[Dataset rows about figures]
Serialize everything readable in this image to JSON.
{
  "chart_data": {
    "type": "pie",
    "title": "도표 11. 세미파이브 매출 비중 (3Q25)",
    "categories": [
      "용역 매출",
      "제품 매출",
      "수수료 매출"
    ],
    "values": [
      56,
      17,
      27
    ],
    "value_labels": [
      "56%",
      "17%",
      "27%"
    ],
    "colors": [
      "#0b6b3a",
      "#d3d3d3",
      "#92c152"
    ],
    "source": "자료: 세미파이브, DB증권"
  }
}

■ **What to produce**: Filter the records, keeping only lines that contain "세미파이브", and show those lines.

■ **Answer to this task**:
    "title": "도표 11. 세미파이브 매출 비중 (3Q25)",
    "source": "자료: 세미파이브, DB증권"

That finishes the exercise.